Directive: What follows is a set of records, each of which is to be written out exactly.

Collection entries:
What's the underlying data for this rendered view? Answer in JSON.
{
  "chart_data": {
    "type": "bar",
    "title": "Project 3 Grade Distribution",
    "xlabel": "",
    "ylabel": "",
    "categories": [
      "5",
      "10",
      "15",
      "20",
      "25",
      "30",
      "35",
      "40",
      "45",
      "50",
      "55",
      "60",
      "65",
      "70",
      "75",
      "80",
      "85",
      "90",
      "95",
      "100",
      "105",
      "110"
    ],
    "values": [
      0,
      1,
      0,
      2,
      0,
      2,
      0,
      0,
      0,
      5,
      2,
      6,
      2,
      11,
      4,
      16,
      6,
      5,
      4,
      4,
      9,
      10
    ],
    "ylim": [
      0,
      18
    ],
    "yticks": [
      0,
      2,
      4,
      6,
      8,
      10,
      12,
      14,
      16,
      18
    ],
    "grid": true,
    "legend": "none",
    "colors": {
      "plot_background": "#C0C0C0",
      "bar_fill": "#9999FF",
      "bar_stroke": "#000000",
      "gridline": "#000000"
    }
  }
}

The reply:
What's the underlying data for this rendered view? Answer in JSON.
{
  "chart_data": {
    "type": "bar",
    "title": "Project 3 Grade Distribution",
    "xlabel": "",
    "ylabel": "",
    "categories": [
      "5",
      "10",
      "15",
      "20",
      "25",
      "30",
      "35",
      "40",
      "45",
      "50",
      "55",
      "60",
      "65",
      "70",
      "75",
      "80",
      "85",
      "90",
      "95",
      "100",
      "105",
      "110"
    ],
    "values": [
      0,
      1,
      0,
      2,
      0,
      2,
      0,
      0,
      0,
      5,
      2,
      6,
      2,
      11,
      4,
      16,
      6,
      5,
      4,
      4,
      9,
      10
    ],
    "ylim": [
      0,
      18
    ],
    "yticks": [
      0,
      2,
      4,
      6,
      8,
      10,
      12,
      14,
      16,
      18
    ],
    "grid": true,
    "legend": "none",
    "colors": {
      "plot_background": "#C0C0C0",
      "bar_fill": "#9999FF",
      "bar_stroke": "#000000",
      "gridline": "#000000"
    }
  }
}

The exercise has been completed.